(Items from a data source)
════
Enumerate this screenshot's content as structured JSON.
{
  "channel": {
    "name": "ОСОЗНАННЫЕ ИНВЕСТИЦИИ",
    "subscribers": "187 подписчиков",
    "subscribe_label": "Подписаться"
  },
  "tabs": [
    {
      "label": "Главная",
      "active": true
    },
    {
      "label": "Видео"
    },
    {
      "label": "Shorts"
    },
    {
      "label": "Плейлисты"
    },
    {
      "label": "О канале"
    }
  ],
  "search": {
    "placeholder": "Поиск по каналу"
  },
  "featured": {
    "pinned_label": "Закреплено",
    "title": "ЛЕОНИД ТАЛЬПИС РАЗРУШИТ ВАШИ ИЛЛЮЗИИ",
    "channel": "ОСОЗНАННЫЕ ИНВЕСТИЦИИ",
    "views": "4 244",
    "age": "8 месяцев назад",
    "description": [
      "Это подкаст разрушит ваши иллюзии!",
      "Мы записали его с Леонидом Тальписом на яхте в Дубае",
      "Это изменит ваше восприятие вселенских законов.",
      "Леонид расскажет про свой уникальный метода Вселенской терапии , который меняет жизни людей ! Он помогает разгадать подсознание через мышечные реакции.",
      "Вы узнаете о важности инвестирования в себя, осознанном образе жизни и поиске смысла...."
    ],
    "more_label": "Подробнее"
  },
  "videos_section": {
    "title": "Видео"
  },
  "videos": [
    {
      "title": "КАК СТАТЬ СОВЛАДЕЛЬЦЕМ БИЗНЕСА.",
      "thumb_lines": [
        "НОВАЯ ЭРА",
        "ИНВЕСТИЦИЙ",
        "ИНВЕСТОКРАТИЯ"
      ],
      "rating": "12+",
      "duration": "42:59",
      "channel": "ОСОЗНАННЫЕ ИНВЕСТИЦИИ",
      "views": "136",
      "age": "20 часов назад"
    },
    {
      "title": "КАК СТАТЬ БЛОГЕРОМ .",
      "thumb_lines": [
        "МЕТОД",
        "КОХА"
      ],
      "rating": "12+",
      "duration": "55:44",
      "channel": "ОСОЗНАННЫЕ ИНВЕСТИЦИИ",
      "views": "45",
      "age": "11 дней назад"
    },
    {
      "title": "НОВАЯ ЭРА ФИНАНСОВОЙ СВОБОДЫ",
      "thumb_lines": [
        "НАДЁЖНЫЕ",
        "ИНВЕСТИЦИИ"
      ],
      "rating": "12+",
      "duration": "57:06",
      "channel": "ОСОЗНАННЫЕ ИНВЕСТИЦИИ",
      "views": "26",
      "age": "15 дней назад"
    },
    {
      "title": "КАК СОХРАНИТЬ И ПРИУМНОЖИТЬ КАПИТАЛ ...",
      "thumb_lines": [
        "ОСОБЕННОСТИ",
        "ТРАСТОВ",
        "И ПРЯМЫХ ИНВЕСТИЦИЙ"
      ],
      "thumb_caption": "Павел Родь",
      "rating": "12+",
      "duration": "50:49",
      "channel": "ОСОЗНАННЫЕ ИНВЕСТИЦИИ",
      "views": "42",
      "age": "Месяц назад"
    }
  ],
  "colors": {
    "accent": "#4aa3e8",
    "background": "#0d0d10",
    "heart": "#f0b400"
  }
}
════
### [Written instruction]
Pull out every line containing "НОВАЯ".

### [Solution for this problem]
        "НОВАЯ ЭРА",
      "title": "НОВАЯ ЭРА ФИНАНСОВОЙ СВОБОДЫ",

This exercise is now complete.